**Exercise requirements**
Print all of the data exactly.

(Dataset rows about figures)
=======
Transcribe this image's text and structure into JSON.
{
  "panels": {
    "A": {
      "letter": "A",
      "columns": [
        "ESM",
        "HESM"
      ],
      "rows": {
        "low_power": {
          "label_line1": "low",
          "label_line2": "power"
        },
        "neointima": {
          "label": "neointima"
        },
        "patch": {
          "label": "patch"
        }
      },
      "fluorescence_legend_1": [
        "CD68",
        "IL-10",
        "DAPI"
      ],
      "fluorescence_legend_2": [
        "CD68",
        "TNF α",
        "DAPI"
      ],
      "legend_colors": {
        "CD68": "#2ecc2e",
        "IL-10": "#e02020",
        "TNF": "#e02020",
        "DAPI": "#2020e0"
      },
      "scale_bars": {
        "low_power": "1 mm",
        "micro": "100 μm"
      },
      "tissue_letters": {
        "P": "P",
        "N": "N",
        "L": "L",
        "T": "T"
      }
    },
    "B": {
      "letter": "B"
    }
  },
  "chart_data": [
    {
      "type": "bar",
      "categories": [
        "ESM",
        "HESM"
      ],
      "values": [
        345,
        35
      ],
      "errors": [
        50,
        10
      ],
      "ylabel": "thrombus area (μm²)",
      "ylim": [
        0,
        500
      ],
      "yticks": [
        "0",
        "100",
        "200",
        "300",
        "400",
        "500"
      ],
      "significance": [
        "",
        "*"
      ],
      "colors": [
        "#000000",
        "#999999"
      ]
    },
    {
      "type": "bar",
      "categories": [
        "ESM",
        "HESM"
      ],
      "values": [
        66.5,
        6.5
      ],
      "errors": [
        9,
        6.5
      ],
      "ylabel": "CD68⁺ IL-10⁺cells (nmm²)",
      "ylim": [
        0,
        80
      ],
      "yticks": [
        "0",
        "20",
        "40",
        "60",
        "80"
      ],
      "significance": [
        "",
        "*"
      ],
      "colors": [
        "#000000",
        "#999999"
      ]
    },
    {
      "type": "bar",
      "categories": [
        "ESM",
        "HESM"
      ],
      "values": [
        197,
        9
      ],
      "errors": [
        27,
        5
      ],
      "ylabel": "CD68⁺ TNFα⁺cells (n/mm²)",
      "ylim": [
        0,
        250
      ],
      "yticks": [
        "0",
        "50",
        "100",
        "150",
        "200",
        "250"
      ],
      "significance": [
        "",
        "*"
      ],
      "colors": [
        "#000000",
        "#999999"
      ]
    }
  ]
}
=======
**Correct response**
Transcribe this image's text and structure into JSON.
{
  "panels": {
    "A": {
      "letter": "A",
      "columns": [
        "ESM",
        "HESM"
      ],
      "rows": {
        "low_power": {
          "label_line1": "low",
          "label_line2": "power"
        },
        "neointima": {
          "label": "neointima"
        },
        "patch": {
          "label": "patch"
        }
      },
      "fluorescence_legend_1": [
        "CD68",
        "IL-10",
        "DAPI"
      ],
      "fluorescence_legend_2": [
        "CD68",
        "TNF α",
        "DAPI"
      ],
      "legend_colors": {
        "CD68": "#2ecc2e",
        "IL-10": "#e02020",
        "TNF": "#e02020",
        "DAPI": "#2020e0"
      },
      "scale_bars": {
        "low_power": "1 mm",
        "micro": "100 μm"
      },
      "tissue_letters": {
        "P": "P",
        "N": "N",
        "L": "L",
        "T": "T"
      }
    },
    "B": {
      "letter": "B"
    }
  },
  "chart_data": [
    {
      "type": "bar",
      "categories": [
        "ESM",
        "HESM"
      ],
      "values": [
        345,
        35
      ],
      "errors": [
        50,
        10
      ],
      "ylabel": "thrombus area (μm²)",
      "ylim": [
        0,
        500
      ],
      "yticks": [
        "0",
        "100",
        "200",
        "300",
        "400",
        "500"
      ],
      "significance": [
        "",
        "*"
      ],
      "colors": [
        "#000000",
        "#999999"
      ]
    },
    {
      "type": "bar",
      "categories": [
        "ESM",
        "HESM"
      ],
      "values": [
        66.5,
        6.5
      ],
      "errors": [
        9,
        6.5
      ],
      "ylabel": "CD68⁺ IL-10⁺cells (nmm²)",
      "ylim": [
        0,
        80
      ],
      "yticks": [
        "0",
        "20",
        "40",
        "60",
        "80"
      ],
      "significance": [
        "",
        "*"
      ],
      "colors": [
        "#000000",
        "#999999"
      ]
    },
    {
      "type": "bar",
      "categories": [
        "ESM",
        "HESM"
      ],
      "values": [
        197,
        9
      ],
      "errors": [
        27,
        5
      ],
      "ylabel": "CD68⁺ TNFα⁺cells (n/mm²)",
      "ylim": [
        0,
        250
      ],
      "yticks": [
        "0",
        "50",
        "100",
        "150",
        "200",
        "250"
      ],
      "significance": [
        "",
        "*"
      ],
      "colors": [
        "#000000",
        "#999999"
      ]
    }
  ]
}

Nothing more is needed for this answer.